◆ **Excerpted text**
┄┄┄┄┄┄┄┄┄┄┄┄┄┄┄┄┄┄┄┄
DEV Community

Cover image for How you can implement resumable tasks in celery
Phantz
Phantz

Posted on

How you can implement resumable tasks in celery

Preface

Celery is highly scalable task system for python. It allows you to send tasks to queues and execute them asynchronously over a worker. Celery tasks on their own are very useful, however a lot of times I've noticed the need to have to pause/cancel a task. Now celery does allow you to shut down a task queue to cancel tasks. But I wanted something scalable, to pause, continue and cancel a task (without disrupting the queue) without any loss of data.

So I decided to use the workflow pattern, aided with a control bus to achieve this. Maybe this guide will help out someone else looking for pausable/resumable celery tasks as well!

You can find the full demonstration to play around with, in my github repo.

Guide

Concept

With celery workflows - you can design your entire operation to be divided into a chain of tasks. It doesn't necessarily have to be purely a chain, but it should follow the general concept of one task after another task (or task group) finishes.

Once you have a workflow like that, you can finally define points to pause at throughout your workflow. At each of these points, you can check whether or not the frontend user has requested the operation to pause and continue accordingly. The concept is this:-

A complex and time consuming operation O is split into 5 celery tasks - T1, T2, T3, T4, and T5 - each of these tasks (except the first one) depend on the return value of the previous task.

Let's assume we define points to pause after every single task, so the workflow looks like-

  • T1 executes
  • T1 completes, check if user has requested pause
    • If user has not requested pause - continue
    • If user has requested pause, serialize the remaining workflow chain and store it somewhere to continue later

... and so on. Since there's a pause point after each task, that check is performed after every one of them (except the last one of course).

But this is only theory, I struggled to find an implementation of this anywhere online so here's what I came up with-

Implementation

from typing import Any, Optional

from celery import shared_task
from celery.canvas import Signature, chain, signature


@shared_task(bind=True)
def pause_or_continue(
    self, retval: Optional[Any] = None, clause: dict = None, callback: dict = None
):
    # Task to use for deciding whether to pause the operation chain
    if signature(clause)(retval):
        # Pause requested, call given callback with retval and remaining chain
        # chain should be reversed as the order of execution follows from end to start
        signature(callback)(retval, self.request.chain[::-1])
        self.request.chain = None
        return "Pausing"
┄┄┄┄┄┄┄┄┄┄┄┄┄┄┄┄┄┄┄┄
◆ **Record extracts**
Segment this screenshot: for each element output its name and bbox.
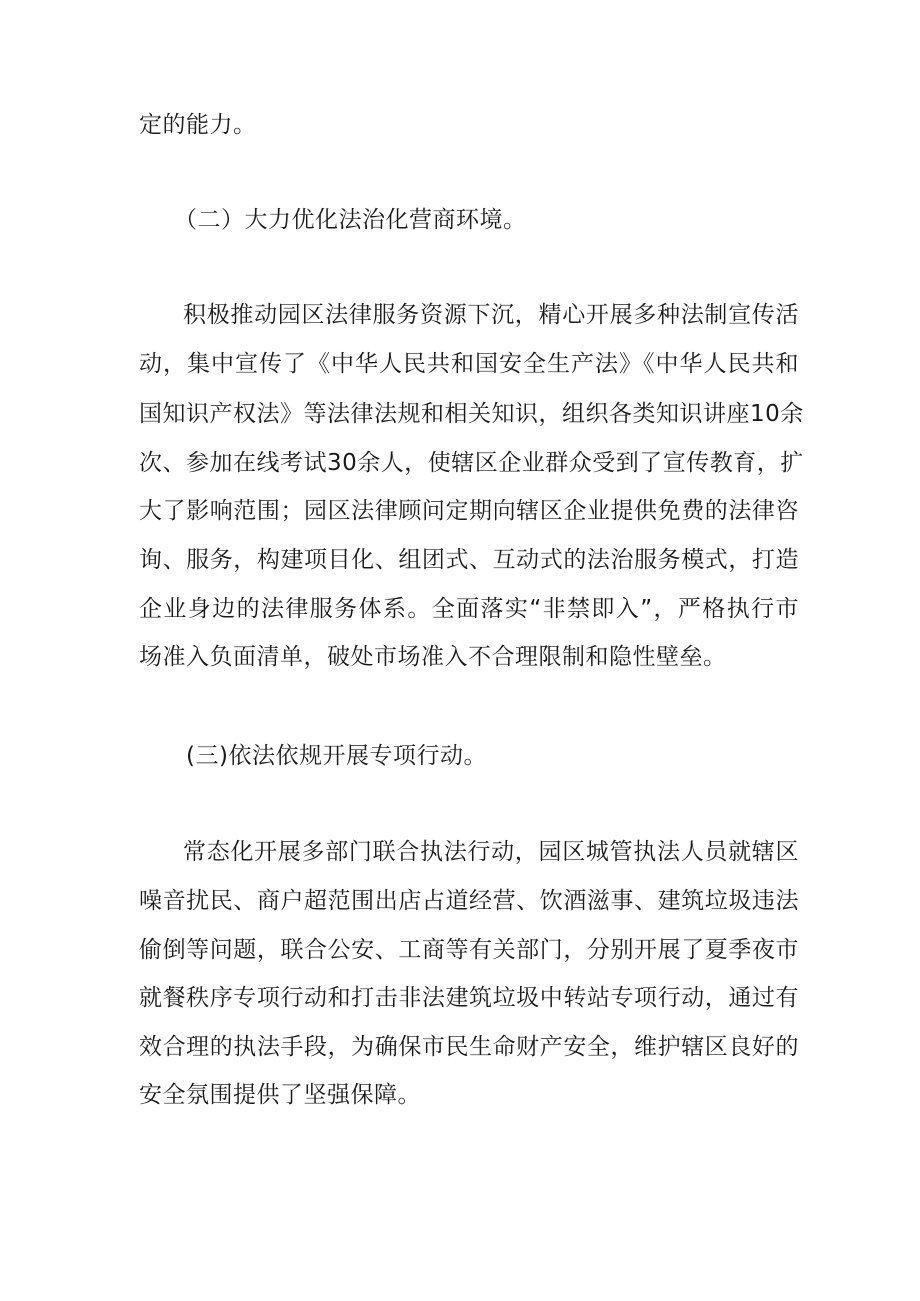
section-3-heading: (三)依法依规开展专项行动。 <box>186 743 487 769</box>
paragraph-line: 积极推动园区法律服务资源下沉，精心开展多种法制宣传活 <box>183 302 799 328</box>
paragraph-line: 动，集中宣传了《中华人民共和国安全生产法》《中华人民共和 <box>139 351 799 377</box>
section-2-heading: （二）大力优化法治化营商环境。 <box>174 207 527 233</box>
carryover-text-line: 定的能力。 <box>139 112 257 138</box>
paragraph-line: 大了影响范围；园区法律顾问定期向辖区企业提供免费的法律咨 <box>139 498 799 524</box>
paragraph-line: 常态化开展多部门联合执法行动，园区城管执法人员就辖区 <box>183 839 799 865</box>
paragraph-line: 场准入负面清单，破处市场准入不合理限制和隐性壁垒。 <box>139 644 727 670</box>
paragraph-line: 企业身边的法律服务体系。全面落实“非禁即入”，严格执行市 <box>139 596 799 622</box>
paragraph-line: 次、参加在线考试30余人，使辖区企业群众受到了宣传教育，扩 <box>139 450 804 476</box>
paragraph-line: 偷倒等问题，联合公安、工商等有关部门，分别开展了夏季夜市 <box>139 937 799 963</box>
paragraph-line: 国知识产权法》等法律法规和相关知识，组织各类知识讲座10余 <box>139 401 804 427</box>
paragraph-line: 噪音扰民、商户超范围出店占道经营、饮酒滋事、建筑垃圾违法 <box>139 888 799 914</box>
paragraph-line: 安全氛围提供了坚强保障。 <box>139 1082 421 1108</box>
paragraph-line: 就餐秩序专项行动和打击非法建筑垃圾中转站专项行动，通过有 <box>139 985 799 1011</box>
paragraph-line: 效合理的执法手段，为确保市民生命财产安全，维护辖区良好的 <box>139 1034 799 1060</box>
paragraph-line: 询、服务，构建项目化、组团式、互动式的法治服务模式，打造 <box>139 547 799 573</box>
┄┄┄┄┄┄┄┄┄┄┄┄┄┄┄┄┄┄┄┄
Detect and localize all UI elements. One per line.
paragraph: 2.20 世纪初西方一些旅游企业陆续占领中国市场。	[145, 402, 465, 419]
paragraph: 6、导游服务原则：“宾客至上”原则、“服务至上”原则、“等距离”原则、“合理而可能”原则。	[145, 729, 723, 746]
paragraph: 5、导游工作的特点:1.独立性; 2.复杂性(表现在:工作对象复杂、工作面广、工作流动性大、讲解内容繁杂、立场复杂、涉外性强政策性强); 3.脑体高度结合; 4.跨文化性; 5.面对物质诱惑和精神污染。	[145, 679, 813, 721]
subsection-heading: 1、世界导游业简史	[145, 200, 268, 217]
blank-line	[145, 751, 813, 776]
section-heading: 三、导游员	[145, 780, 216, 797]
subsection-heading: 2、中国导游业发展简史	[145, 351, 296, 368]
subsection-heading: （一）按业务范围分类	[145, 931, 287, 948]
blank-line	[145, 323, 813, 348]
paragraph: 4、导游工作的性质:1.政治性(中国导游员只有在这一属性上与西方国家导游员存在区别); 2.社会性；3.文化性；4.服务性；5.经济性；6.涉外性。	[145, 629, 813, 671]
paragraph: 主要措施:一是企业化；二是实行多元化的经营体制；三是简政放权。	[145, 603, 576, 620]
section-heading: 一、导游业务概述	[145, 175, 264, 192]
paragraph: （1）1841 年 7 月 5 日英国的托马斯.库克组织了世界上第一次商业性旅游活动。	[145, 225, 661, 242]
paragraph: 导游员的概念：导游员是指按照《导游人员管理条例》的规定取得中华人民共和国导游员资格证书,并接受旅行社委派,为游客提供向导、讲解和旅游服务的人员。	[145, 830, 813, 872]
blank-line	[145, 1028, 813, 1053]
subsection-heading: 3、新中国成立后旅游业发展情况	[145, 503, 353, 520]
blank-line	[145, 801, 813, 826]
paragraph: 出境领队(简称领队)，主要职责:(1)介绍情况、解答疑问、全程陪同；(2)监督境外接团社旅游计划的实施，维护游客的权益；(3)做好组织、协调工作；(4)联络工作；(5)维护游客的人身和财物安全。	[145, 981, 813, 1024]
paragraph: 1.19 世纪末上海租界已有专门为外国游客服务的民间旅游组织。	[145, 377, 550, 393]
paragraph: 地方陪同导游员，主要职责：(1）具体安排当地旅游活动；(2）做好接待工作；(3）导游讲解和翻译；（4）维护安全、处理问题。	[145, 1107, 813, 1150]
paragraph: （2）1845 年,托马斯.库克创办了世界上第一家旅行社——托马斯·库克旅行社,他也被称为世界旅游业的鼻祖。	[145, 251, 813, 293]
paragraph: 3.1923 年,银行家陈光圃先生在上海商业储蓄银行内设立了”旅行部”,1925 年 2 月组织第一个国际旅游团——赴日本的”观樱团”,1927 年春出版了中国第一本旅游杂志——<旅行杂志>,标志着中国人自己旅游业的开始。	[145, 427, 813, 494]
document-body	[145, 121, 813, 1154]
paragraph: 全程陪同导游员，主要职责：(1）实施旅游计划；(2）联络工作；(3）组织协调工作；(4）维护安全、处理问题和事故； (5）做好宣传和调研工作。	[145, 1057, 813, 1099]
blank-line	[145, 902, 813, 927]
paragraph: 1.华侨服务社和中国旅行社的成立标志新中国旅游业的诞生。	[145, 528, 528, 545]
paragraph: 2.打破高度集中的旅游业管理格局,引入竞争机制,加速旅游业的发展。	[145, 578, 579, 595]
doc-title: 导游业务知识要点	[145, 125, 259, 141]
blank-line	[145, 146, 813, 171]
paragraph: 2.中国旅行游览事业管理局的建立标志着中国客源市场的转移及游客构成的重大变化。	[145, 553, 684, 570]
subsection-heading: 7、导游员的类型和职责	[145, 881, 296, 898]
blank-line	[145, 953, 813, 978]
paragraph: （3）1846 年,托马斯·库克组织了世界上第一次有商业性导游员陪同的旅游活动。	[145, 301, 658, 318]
┄┄┄┄┄┄┄┄┄┄┄┄┄┄┄┄┄┄┄┄
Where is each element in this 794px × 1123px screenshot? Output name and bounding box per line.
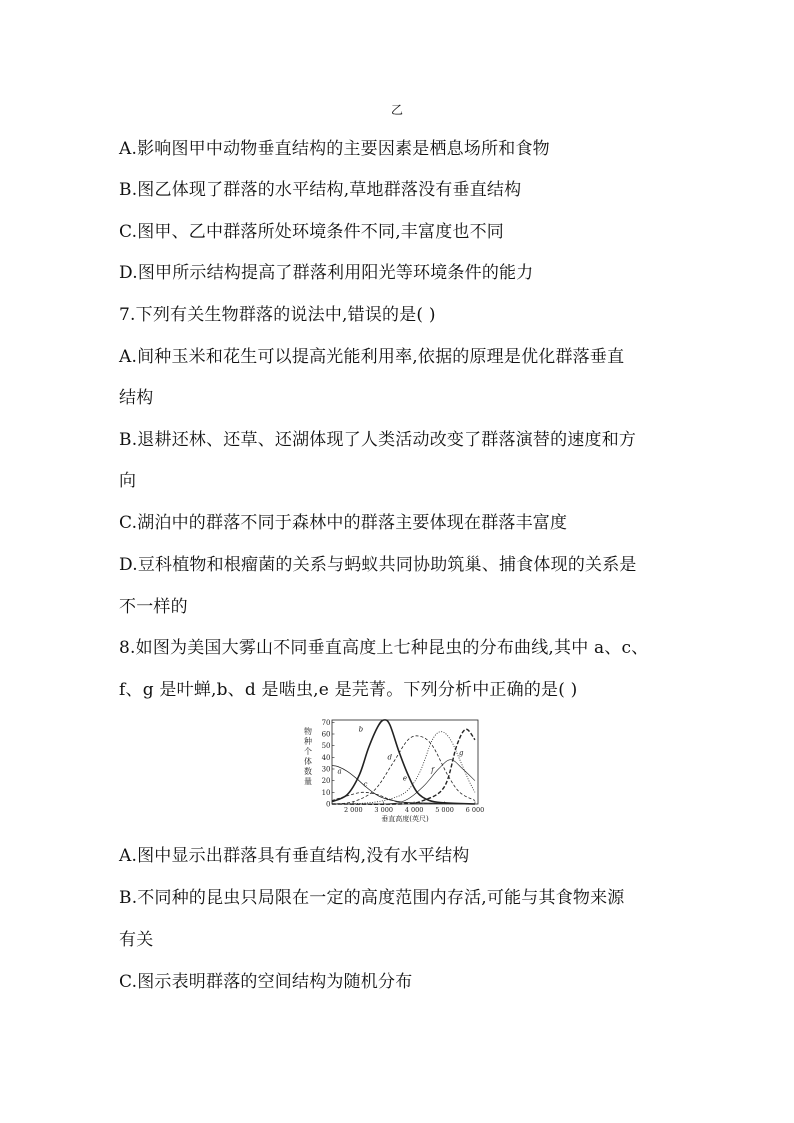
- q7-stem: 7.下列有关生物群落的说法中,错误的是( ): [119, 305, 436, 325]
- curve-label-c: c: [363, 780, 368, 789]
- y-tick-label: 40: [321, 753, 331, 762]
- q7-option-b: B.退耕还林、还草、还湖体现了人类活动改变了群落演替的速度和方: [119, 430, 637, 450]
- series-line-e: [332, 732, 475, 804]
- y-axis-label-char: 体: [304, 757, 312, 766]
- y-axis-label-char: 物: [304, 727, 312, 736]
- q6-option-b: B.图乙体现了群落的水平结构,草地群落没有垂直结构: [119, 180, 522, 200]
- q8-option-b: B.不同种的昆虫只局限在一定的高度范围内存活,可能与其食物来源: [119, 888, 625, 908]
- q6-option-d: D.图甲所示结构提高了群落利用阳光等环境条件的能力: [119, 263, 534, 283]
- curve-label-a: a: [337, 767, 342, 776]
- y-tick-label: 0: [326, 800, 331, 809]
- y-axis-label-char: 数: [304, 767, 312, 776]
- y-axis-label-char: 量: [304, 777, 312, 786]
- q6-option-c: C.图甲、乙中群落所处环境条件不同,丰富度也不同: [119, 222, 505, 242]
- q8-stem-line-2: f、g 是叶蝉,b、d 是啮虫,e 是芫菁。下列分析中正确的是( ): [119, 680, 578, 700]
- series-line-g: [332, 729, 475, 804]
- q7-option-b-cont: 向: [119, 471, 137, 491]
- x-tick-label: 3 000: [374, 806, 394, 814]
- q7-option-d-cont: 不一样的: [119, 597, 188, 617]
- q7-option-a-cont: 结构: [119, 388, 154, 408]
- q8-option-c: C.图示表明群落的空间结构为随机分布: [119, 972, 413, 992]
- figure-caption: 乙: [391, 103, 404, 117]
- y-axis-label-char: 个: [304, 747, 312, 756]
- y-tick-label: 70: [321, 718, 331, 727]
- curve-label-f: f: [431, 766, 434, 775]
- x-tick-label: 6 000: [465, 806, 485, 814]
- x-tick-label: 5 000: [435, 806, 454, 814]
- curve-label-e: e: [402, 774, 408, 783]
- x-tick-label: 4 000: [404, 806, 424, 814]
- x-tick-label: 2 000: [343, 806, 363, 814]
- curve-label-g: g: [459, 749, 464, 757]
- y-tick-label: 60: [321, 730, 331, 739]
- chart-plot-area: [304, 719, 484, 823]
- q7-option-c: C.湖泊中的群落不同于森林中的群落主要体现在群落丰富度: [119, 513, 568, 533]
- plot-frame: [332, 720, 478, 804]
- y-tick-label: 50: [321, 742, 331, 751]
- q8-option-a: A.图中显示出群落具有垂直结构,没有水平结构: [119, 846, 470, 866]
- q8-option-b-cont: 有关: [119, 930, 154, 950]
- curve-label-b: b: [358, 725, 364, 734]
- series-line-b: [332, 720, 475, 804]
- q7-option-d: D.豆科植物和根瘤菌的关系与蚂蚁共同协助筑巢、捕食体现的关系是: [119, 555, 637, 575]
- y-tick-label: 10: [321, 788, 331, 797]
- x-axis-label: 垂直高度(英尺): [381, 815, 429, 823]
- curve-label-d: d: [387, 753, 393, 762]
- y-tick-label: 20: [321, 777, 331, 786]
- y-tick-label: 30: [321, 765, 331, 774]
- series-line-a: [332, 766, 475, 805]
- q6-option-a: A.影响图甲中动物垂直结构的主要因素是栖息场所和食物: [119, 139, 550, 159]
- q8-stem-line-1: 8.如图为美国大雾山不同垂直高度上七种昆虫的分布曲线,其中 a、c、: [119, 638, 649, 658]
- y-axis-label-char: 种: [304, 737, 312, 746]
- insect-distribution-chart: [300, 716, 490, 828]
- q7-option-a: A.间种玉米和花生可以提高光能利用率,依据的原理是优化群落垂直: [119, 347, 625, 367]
┄┄┄┄┄┄┄┄┄┄┄┄┄┄┄┄┄┄┄┄
◆ **Stated task**
Please resume the article on resumable Celery tasks, picking up right after its last line. The rows above come from a different source than the article on resumable Celery tasks.

◆ **Exercise answer**
    else:
        # Continue to the next task in chain
        return retval


def tappable(ch: chain, clause: Signature, callback: Signature, nth: Optional[int] = 1):
    """
    Make a operation workflow chain pause-able/resume-able by inserting
    the pause_or_continue task for every nth task in given chain

    ch: chain
        The workflow chain

    clause: Signature
        Signature of a task that takes one argument - return value of
        last executed task in workflow (if any - othewise `None` is passsed)
        - and returns a boolean, indicating whether or not the operation should continue

        Should return True if operation should continue normally, or be paused

    callback: Signature
        Signature of a task that takes 2 arguments - return value of
        last executed task in workflow (if any - othewise `None` is passsed) and
        remaining chain of the operation workflow as a json dict object
        No return value is expected

        This task will be called when `clause` returns `True` (i.e task is pausing)
        The return value and the remaining chain can be handled accordingly by this task

    nth: Int
        Check `clause` after every nth task in the chain
        Default value is 1, i.e check `clause` after every task
        Hence, by default, user given `clause` is called and checked
        after every task

    NOTE: The passed in chain is mutated in place
    Returns the mutated chain
    """
    newch = []
    for n, sig in enumerate(ch.tasks):
        if n != 0 and n % nth == nth - 1:
            newch.append(pause_or_continue.s(clause=clause, callback=callback))
        newch.append(sig)
    ch.tasks = tuple(newch)
    return ch
Enter fullscreen mode Exit fullscreen mode

*The implementation can also be seen in tappable.py

Explanation - pause_or_continue

Here pause_or_continue is the aforementioned pause point. It's a task that will be called at specific intervals (intervals as in task intervals, not as in time intervals). This task then calls a user provided function (actually a task) - clause - to check whether or not the task should continue.

If the clause function (actually a task) returns True, the user provided callback function is called, the latest return value (if any - None otherwise) is passed onto this callback, as well as the remaining chain of tasks. The callback does what it needs to do and pause_or_continue sets self.request.chain to None, which tells celery "The task chain is now empty - everything is finished".

If the clause function (actually a task) returns False, the return value from the previous task (if any - None otherwise) is returned back for the next task to receive - and the chain goes on. Hence the workflow continues.

Why are clause and callback task signatures and not regular functions?

Both clause and callback are being called directly - without delay or apply_async. It is executed in the current process, in the current context. So it behaves exactly like a normal function, then why use signatures?

The answer is serialization. You can't conveniently pass a regular function object to a celery task. But you can pass a task signature. That's exactly what I'm doing here. Both clause and callback should be a regular signature object of a celery task.

What is self.request.chain?

self.request.chain stores a list of dicts (representing jsons as the celery task serializer is json by default) - each of them representing a task signature. Each task from this list is executed in reverse order. Which is why, the list is reversed before passing to the user provided callback function (actually a task) - the user probably expects the order of tasks to be left to right.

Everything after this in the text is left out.